## Exercise goal
Repeat the full listing below verbatim and keep the images out.

## Records to process
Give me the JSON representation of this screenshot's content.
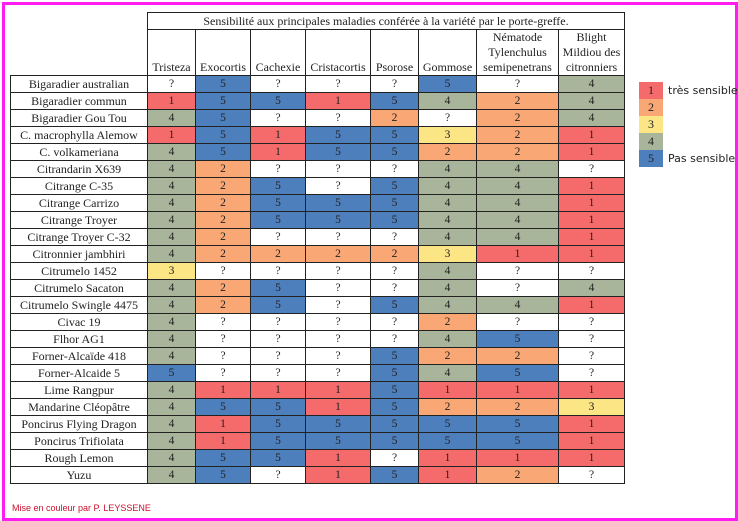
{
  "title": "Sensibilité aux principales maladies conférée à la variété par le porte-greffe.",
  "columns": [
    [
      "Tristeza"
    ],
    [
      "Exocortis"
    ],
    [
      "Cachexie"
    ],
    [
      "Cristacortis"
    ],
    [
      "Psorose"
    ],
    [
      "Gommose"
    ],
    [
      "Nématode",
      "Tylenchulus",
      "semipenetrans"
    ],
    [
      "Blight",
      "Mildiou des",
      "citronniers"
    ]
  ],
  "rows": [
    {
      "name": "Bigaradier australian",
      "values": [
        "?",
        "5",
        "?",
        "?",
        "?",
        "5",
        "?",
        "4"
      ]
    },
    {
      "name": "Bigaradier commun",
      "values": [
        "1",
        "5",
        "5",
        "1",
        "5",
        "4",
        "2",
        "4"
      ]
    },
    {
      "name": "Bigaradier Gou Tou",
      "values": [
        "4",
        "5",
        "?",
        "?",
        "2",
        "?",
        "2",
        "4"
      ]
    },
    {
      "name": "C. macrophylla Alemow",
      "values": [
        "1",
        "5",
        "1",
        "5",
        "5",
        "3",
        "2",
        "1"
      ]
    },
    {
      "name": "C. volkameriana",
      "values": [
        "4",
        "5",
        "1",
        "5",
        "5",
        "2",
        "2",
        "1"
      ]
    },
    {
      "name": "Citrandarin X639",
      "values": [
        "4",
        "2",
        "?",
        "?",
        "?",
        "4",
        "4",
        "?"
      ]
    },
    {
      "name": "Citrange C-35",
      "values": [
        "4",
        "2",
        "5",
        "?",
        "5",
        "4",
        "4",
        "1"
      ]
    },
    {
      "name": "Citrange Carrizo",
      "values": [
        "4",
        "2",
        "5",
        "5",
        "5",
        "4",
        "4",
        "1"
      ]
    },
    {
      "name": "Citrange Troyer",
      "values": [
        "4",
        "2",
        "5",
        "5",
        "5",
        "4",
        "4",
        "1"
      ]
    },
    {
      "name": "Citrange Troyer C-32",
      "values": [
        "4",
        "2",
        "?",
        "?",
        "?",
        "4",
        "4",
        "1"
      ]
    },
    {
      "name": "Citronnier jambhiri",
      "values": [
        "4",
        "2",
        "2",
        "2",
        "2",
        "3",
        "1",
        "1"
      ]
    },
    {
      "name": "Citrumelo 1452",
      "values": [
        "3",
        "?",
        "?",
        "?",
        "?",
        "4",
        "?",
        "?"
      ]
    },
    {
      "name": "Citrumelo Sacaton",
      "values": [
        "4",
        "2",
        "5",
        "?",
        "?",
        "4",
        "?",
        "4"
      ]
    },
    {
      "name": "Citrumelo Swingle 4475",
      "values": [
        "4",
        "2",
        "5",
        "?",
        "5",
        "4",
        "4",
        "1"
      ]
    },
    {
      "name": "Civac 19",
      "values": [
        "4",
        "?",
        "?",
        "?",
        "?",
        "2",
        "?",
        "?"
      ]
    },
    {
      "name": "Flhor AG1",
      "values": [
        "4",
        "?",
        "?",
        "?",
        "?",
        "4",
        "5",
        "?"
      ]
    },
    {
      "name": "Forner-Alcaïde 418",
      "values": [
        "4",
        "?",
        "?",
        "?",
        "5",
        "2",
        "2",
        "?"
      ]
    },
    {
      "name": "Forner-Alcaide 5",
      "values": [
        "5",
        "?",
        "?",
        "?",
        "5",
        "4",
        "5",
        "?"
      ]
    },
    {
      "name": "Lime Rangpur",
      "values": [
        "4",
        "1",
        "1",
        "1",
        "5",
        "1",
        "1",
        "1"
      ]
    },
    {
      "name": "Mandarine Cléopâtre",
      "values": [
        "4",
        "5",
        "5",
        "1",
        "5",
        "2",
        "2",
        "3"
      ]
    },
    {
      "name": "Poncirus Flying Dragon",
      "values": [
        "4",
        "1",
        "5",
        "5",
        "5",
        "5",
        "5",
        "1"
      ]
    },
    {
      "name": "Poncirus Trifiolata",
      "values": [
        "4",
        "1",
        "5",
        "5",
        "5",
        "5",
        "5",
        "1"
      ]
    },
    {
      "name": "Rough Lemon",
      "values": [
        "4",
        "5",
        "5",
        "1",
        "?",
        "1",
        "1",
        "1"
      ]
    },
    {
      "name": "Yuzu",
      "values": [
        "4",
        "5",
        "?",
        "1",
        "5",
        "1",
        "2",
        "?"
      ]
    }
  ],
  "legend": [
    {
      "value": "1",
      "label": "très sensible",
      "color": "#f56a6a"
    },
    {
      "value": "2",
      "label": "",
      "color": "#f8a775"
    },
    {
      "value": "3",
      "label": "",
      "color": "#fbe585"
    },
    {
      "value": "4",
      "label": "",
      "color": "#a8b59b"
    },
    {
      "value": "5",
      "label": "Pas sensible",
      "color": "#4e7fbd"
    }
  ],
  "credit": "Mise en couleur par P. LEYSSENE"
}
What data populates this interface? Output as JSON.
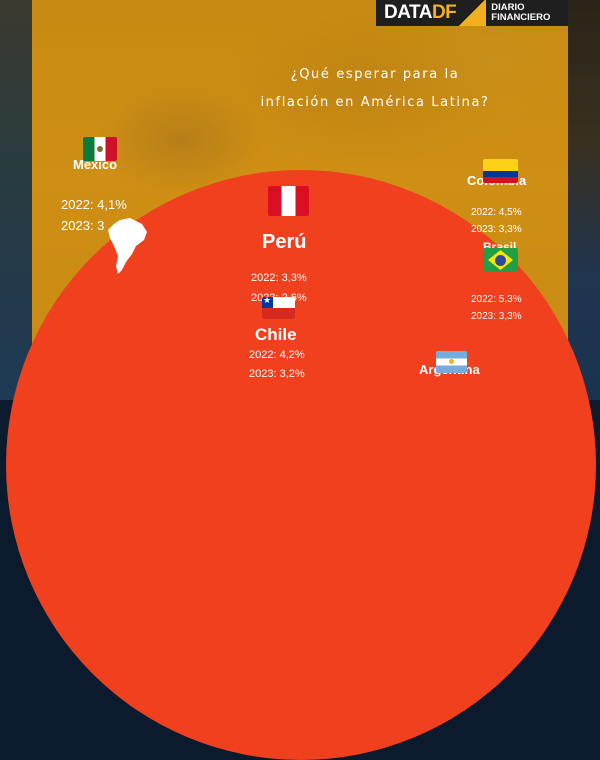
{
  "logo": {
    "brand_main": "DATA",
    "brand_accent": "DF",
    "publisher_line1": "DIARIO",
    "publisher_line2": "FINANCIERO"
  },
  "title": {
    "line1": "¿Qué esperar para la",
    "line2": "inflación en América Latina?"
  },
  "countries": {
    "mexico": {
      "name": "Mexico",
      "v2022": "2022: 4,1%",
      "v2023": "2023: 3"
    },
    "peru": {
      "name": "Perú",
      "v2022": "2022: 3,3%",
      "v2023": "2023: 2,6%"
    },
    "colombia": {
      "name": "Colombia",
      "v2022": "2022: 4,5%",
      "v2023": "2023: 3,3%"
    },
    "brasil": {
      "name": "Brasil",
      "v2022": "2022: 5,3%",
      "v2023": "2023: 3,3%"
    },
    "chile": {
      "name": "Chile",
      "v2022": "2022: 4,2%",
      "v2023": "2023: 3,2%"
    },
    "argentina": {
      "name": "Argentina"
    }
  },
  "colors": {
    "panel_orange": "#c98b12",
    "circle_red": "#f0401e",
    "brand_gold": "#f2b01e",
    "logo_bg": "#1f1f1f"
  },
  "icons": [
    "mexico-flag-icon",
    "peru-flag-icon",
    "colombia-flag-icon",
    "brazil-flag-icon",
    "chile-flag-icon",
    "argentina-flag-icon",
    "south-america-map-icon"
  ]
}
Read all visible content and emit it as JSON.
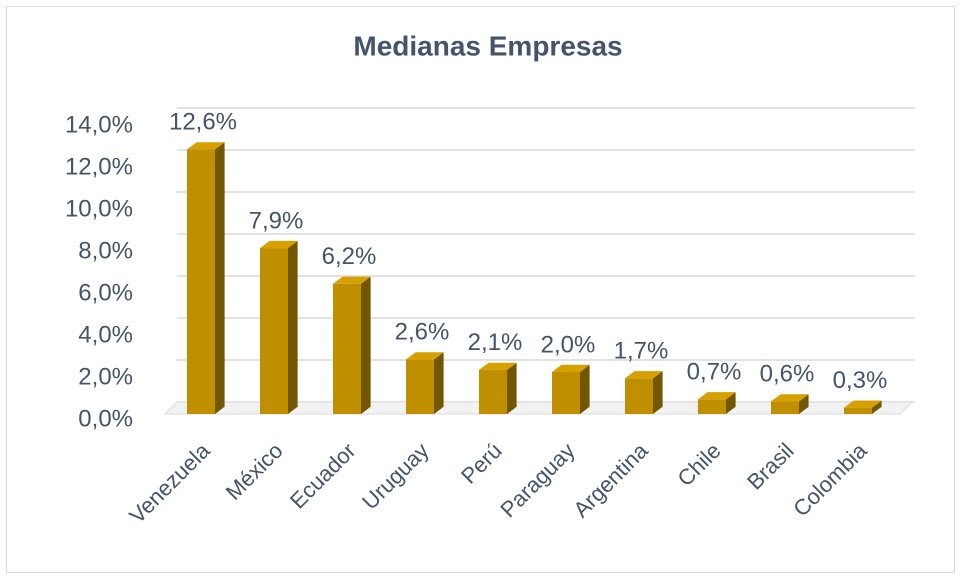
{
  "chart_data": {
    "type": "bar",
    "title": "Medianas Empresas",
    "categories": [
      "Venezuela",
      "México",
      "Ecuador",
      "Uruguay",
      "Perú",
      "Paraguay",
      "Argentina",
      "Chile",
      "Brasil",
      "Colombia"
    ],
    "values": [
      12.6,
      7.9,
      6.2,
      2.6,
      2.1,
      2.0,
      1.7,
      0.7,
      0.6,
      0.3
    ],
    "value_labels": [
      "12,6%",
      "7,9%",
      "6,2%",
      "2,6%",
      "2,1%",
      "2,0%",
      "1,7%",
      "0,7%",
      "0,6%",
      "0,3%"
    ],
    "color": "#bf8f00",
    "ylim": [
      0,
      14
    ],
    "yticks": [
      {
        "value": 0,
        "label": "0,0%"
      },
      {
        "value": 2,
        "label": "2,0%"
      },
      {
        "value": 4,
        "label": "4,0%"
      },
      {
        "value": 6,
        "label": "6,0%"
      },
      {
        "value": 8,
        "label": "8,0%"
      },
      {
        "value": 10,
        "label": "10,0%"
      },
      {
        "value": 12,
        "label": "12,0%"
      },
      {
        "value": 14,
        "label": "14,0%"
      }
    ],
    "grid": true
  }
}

## Response to this task
Give me the JSON representation of this screenshot's content.
{
  "title": "Sensibilité aux principales maladies conférée à la variété par le porte-greffe.",
  "columns": [
    [
      "Tristeza"
    ],
    [
      "Exocortis"
    ],
    [
      "Cachexie"
    ],
    [
      "Cristacortis"
    ],
    [
      "Psorose"
    ],
    [
      "Gommose"
    ],
    [
      "Nématode",
      "Tylenchulus",
      "semipenetrans"
    ],
    [
      "Blight",
      "Mildiou des",
      "citronniers"
    ]
  ],
  "rows": [
    {
      "name": "Bigaradier australian",
      "values": [
        "?",
        "5",
        "?",
        "?",
        "?",
        "5",
        "?",
        "4"
      ]
    },
    {
      "name": "Bigaradier commun",
      "values": [
        "1",
        "5",
        "5",
        "1",
        "5",
        "4",
        "2",
        "4"
      ]
    },
    {
      "name": "Bigaradier Gou Tou",
      "values": [
        "4",
        "5",
        "?",
        "?",
        "2",
        "?",
        "2",
        "4"
      ]
    },
    {
      "name": "C. macrophylla Alemow",
      "values": [
        "1",
        "5",
        "1",
        "5",
        "5",
        "3",
        "2",
        "1"
      ]
    },
    {
      "name": "C. volkameriana",
      "values": [
        "4",
        "5",
        "1",
        "5",
        "5",
        "2",
        "2",
        "1"
      ]
    },
    {
      "name": "Citrandarin X639",
      "values": [
        "4",
        "2",
        "?",
        "?",
        "?",
        "4",
        "4",
        "?"
      ]
    },
    {
      "name": "Citrange C-35",
      "values": [
        "4",
        "2",
        "5",
        "?",
        "5",
        "4",
        "4",
        "1"
      ]
    },
    {
      "name": "Citrange Carrizo",
      "values": [
        "4",
        "2",
        "5",
        "5",
        "5",
        "4",
        "4",
        "1"
      ]
    },
    {
      "name": "Citrange Troyer",
      "values": [
        "4",
        "2",
        "5",
        "5",
        "5",
        "4",
        "4",
        "1"
      ]
    },
    {
      "name": "Citrange Troyer C-32",
      "values": [
        "4",
        "2",
        "?",
        "?",
        "?",
        "4",
        "4",
        "1"
      ]
    },
    {
      "name": "Citronnier jambhiri",
      "values": [
        "4",
        "2",
        "2",
        "2",
        "2",
        "3",
        "1",
        "1"
      ]
    },
    {
      "name": "Citrumelo 1452",
      "values": [
        "3",
        "?",
        "?",
        "?",
        "?",
        "4",
        "?",
        "?"
      ]
    },
    {
      "name": "Citrumelo Sacaton",
      "values": [
        "4",
        "2",
        "5",
        "?",
        "?",
        "4",
        "?",
        "4"
      ]
    },
    {
      "name": "Citrumelo Swingle 4475",
      "values": [
        "4",
        "2",
        "5",
        "?",
        "5",
        "4",
        "4",
        "1"
      ]
    },
    {
      "name": "Civac 19",
      "values": [
        "4",
        "?",
        "?",
        "?",
        "?",
        "2",
        "?",
        "?"
      ]
    },
    {
      "name": "Flhor AG1",
      "values": [
        "4",
        "?",
        "?",
        "?",
        "?",
        "4",
        "5",
        "?"
      ]
    },
    {
      "name": "Forner-Alcaïde 418",
      "values": [
        "4",
        "?",
        "?",
        "?",
        "5",
        "2",
        "2",
        "?"
      ]
    },
    {
      "name": "Forner-Alcaide 5",
      "values": [
        "5",
        "?",
        "?",
        "?",
        "5",
        "4",
        "5",
        "?"
      ]
    },
    {
      "name": "Lime Rangpur",
      "values": [
        "4",
        "1",
        "1",
        "1",
        "5",
        "1",
        "1",
        "1"
      ]
    },
    {
      "name": "Mandarine Cléopâtre",
      "values": [
        "4",
        "5",
        "5",
        "1",
        "5",
        "2",
        "2",
        "3"
      ]
    },
    {
      "name": "Poncirus Flying Dragon",
      "values": [
        "4",
        "1",
        "5",
        "5",
        "5",
        "5",
        "5",
        "1"
      ]
    },
    {
      "name": "Poncirus Trifiolata",
      "values": [
        "4",
        "1",
        "5",
        "5",
        "5",
        "5",
        "5",
        "1"
      ]
    },
    {
      "name": "Rough Lemon",
      "values": [
        "4",
        "5",
        "5",
        "1",
        "?",
        "1",
        "1",
        "1"
      ]
    },
    {
      "name": "Yuzu",
      "values": [
        "4",
        "5",
        "?",
        "1",
        "5",
        "1",
        "2",
        "?"
      ]
    }
  ],
  "legend": [
    {
      "value": "1",
      "label": "très sensible",
      "color": "#f56a6a"
    },
    {
      "value": "2",
      "label": "",
      "color": "#f8a775"
    },
    {
      "value": "3",
      "label": "",
      "color": "#fbe585"
    },
    {
      "value": "4",
      "label": "",
      "color": "#a8b59b"
    },
    {
      "value": "5",
      "label": "Pas sensible",
      "color": "#4e7fbd"
    }
  ],
  "credit": "Mise en couleur par P. LEYSSENE"
}
What data populates this interface? Output as JSON.
{
  "logo": {
    "brand_main": "DATA",
    "brand_accent": "DF",
    "publisher_line1": "DIARIO",
    "publisher_line2": "FINANCIERO"
  },
  "title": {
    "line1": "¿Qué esperar para la",
    "line2": "inflación en América Latina?"
  },
  "countries": {
    "mexico": {
      "name": "Mexico",
      "v2022": "2022: 4,1%",
      "v2023": "2023: 3"
    },
    "peru": {
      "name": "Perú",
      "v2022": "2022: 3,3%",
      "v2023": "2023: 2,6%"
    },
    "colombia": {
      "name": "Colombia",
      "v2022": "2022: 4,5%",
      "v2023": "2023: 3,3%"
    },
    "brasil": {
      "name": "Brasil",
      "v2022": "2022: 5,3%",
      "v2023": "2023: 3,3%"
    },
    "chile": {
      "name": "Chile",
      "v2022": "2022: 4,2%",
      "v2023": "2023: 3,2%"
    },
    "argentina": {
      "name": "Argentina"
    }
  },
  "colors": {
    "panel_orange": "#c98b12",
    "circle_red": "#f0401e",
    "brand_gold": "#f2b01e",
    "logo_bg": "#1f1f1f"
  },
  "icons": [
    "mexico-flag-icon",
    "peru-flag-icon",
    "colombia-flag-icon",
    "brazil-flag-icon",
    "chile-flag-icon",
    "argentina-flag-icon",
    "south-america-map-icon"
  ]
}
Read all visible content and emit it as JSON.
{
  "chart_data": {
    "type": "bar",
    "title": "Medianas Empresas",
    "categories": [
      "Venezuela",
      "México",
      "Ecuador",
      "Uruguay",
      "Perú",
      "Paraguay",
      "Argentina",
      "Chile",
      "Brasil",
      "Colombia"
    ],
    "values": [
      12.6,
      7.9,
      6.2,
      2.6,
      2.1,
      2.0,
      1.7,
      0.7,
      0.6,
      0.3
    ],
    "value_labels": [
      "12,6%",
      "7,9%",
      "6,2%",
      "2,6%",
      "2,1%",
      "2,0%",
      "1,7%",
      "0,7%",
      "0,6%",
      "0,3%"
    ],
    "color": "#bf8f00",
    "ylim": [
      0,
      14
    ],
    "yticks": [
      {
        "value": 0,
        "label": "0,0%"
      },
      {
        "value": 2,
        "label": "2,0%"
      },
      {
        "value": 4,
        "label": "4,0%"
      },
      {
        "value": 6,
        "label": "6,0%"
      },
      {
        "value": 8,
        "label": "8,0%"
      },
      {
        "value": 10,
        "label": "10,0%"
      },
      {
        "value": 12,
        "label": "12,0%"
      },
      {
        "value": 14,
        "label": "14,0%"
      }
    ],
    "grid": true
  }
}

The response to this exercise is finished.